▶ TASK DIRECTIONS
Copy the data exactly as it appears, and do not include any pictures.

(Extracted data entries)
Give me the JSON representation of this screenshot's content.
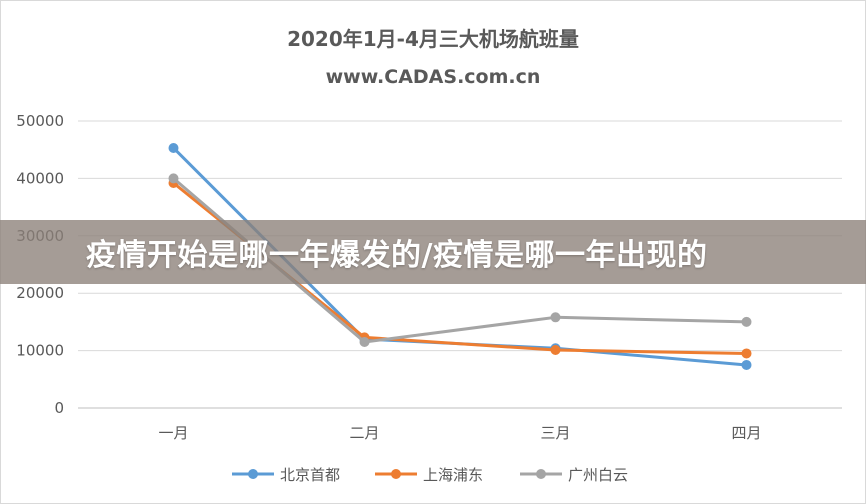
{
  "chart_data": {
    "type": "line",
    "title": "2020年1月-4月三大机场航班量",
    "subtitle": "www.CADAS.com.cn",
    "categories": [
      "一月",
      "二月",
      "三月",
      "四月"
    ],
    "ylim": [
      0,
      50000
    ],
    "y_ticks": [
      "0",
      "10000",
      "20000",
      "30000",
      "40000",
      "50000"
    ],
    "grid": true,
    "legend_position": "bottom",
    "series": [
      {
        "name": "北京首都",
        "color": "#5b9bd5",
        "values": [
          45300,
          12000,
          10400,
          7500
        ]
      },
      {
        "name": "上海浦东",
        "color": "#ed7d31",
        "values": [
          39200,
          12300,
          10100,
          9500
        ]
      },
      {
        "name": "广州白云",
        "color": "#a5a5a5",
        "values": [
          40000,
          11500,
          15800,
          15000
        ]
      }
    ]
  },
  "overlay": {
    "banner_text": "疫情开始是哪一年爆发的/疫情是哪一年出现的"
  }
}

▶ COMPLETE ANSWER
Give me the JSON representation of this screenshot's content.
{
  "chart_data": {
    "type": "line",
    "title": "2020年1月-4月三大机场航班量",
    "subtitle": "www.CADAS.com.cn",
    "categories": [
      "一月",
      "二月",
      "三月",
      "四月"
    ],
    "ylim": [
      0,
      50000
    ],
    "y_ticks": [
      "0",
      "10000",
      "20000",
      "30000",
      "40000",
      "50000"
    ],
    "grid": true,
    "legend_position": "bottom",
    "series": [
      {
        "name": "北京首都",
        "color": "#5b9bd5",
        "values": [
          45300,
          12000,
          10400,
          7500
        ]
      },
      {
        "name": "上海浦东",
        "color": "#ed7d31",
        "values": [
          39200,
          12300,
          10100,
          9500
        ]
      },
      {
        "name": "广州白云",
        "color": "#a5a5a5",
        "values": [
          40000,
          11500,
          15800,
          15000
        ]
      }
    ]
  },
  "overlay": {
    "banner_text": "疫情开始是哪一年爆发的/疫情是哪一年出现的"
  }
}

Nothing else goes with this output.